The problem :: Filter for the word "Topography" and keep each matching line.

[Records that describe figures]
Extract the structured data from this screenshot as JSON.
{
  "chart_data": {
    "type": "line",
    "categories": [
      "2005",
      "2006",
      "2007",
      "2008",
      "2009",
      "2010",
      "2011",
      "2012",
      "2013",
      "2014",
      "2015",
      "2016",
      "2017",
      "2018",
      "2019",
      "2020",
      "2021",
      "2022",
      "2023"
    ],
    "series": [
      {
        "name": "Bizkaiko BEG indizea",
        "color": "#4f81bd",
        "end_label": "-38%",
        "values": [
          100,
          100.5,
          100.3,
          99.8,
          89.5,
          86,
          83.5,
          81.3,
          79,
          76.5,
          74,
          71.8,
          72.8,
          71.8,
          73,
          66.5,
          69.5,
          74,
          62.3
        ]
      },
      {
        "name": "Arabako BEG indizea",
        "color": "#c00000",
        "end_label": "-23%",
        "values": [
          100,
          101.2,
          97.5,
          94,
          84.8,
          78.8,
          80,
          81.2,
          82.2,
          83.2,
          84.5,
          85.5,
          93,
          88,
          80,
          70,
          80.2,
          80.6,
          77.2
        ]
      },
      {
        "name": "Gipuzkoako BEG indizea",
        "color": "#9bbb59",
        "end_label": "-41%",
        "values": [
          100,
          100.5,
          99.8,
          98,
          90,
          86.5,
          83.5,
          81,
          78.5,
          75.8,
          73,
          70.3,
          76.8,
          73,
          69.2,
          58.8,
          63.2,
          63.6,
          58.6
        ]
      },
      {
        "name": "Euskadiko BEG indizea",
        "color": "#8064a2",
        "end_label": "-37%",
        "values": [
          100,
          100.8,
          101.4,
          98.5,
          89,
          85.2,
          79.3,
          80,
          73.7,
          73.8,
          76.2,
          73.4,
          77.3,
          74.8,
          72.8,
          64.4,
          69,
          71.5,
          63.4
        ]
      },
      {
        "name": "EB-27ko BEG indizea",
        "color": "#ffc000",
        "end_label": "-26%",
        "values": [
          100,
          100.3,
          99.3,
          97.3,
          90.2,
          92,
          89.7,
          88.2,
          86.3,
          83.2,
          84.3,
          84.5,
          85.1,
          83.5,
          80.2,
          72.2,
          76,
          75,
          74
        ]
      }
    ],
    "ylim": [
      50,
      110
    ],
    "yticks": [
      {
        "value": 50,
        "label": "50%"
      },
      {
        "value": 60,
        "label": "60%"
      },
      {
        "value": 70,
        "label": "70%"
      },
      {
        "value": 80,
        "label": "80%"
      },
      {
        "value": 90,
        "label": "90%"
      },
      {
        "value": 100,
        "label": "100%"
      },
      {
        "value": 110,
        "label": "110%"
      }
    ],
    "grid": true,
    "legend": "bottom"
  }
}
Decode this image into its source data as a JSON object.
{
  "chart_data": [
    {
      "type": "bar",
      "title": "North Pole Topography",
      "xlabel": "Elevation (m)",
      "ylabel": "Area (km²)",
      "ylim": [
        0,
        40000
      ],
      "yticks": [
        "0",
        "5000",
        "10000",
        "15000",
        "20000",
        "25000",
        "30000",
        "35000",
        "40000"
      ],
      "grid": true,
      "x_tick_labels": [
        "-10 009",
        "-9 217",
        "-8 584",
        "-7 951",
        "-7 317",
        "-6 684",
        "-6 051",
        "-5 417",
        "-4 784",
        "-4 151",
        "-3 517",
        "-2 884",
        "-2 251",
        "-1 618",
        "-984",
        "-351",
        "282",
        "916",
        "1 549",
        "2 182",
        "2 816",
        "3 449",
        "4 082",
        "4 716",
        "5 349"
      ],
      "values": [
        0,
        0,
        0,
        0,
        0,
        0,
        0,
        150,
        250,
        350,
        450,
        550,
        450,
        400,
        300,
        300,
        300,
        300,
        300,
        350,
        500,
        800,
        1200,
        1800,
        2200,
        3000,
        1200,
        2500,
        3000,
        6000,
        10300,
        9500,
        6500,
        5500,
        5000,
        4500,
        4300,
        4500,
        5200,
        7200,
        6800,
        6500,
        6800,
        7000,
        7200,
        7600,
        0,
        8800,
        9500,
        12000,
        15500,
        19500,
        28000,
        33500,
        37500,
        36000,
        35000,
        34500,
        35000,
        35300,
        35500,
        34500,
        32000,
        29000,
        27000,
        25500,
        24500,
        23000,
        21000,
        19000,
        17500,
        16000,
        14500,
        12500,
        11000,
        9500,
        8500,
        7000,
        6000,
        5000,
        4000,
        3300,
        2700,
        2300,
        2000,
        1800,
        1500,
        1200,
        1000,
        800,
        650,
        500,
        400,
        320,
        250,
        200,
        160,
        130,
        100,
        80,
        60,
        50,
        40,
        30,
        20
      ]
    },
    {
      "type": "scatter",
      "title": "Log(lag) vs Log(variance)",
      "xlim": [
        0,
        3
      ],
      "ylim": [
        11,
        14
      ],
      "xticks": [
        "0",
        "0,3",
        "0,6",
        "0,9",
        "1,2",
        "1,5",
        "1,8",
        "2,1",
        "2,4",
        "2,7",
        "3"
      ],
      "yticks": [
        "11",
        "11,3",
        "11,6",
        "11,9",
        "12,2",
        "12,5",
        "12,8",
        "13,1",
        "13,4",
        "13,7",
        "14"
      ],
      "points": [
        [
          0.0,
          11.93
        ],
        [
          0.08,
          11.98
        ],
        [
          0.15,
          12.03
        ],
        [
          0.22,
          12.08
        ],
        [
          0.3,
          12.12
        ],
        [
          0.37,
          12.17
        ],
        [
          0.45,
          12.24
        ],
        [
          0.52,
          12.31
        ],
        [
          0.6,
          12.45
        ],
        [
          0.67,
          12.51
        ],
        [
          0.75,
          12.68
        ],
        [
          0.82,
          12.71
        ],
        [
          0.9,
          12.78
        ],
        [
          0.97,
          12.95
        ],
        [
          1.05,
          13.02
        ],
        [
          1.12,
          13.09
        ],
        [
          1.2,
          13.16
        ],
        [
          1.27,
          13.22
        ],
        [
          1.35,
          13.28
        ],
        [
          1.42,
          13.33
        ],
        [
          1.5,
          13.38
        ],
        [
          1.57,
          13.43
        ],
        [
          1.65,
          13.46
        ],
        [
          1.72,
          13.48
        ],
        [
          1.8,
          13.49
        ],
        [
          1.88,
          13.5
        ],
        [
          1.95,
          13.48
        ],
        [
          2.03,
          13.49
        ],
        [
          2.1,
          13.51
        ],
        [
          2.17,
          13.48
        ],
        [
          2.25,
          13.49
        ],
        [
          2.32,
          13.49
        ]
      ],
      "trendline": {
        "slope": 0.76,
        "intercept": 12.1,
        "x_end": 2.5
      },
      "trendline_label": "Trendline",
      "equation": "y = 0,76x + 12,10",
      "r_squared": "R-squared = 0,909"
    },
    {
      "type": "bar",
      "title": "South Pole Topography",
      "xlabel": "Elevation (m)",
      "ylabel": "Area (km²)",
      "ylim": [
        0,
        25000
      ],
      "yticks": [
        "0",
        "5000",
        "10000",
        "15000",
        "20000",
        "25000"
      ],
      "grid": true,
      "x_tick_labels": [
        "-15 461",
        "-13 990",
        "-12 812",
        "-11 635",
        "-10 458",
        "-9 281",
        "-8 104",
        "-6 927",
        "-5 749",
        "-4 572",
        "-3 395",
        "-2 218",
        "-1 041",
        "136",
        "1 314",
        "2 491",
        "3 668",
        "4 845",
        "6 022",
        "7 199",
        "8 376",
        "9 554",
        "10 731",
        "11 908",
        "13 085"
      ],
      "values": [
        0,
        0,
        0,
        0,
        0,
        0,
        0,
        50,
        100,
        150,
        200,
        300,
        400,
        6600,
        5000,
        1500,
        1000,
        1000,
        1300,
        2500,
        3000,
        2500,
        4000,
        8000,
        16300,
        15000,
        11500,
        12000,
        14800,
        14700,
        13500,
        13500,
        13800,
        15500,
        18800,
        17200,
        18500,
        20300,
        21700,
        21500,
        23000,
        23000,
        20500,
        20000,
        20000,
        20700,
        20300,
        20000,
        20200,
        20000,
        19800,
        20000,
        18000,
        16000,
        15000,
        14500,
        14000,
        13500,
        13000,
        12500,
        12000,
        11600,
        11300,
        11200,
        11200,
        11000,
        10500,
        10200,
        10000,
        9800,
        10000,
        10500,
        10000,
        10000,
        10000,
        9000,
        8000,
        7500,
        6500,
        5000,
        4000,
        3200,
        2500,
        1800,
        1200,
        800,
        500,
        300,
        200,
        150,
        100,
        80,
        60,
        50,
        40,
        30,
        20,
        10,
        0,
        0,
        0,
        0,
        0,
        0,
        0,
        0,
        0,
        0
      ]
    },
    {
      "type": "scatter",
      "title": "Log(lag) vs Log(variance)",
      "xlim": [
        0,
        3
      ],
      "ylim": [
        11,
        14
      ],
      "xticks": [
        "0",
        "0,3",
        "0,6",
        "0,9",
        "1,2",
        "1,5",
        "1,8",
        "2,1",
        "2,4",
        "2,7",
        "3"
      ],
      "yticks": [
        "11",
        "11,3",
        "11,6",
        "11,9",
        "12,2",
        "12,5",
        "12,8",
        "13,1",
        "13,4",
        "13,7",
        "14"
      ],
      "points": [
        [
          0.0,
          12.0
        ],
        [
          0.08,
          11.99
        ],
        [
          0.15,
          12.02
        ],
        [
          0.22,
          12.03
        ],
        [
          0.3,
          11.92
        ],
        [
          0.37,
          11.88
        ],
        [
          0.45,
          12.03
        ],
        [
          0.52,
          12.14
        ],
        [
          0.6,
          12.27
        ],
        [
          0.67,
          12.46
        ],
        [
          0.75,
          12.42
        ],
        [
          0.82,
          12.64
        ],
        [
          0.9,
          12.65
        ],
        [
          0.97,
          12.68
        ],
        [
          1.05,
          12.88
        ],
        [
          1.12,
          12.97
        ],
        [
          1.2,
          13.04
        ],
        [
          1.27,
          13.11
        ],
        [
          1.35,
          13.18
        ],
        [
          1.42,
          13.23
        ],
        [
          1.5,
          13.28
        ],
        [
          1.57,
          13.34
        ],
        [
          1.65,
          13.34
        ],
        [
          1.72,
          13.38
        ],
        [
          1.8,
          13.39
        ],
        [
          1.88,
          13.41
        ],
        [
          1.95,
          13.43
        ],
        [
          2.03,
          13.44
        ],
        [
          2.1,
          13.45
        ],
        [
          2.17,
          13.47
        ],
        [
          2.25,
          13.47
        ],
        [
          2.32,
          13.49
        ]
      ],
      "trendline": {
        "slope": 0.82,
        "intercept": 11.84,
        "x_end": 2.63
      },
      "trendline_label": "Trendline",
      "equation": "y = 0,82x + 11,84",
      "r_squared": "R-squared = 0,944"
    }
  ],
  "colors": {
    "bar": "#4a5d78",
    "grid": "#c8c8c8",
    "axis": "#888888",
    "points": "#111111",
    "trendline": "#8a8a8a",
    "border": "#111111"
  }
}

Correct answer ::
      "title": "North Pole Topography",
      "title": "South Pole Topography",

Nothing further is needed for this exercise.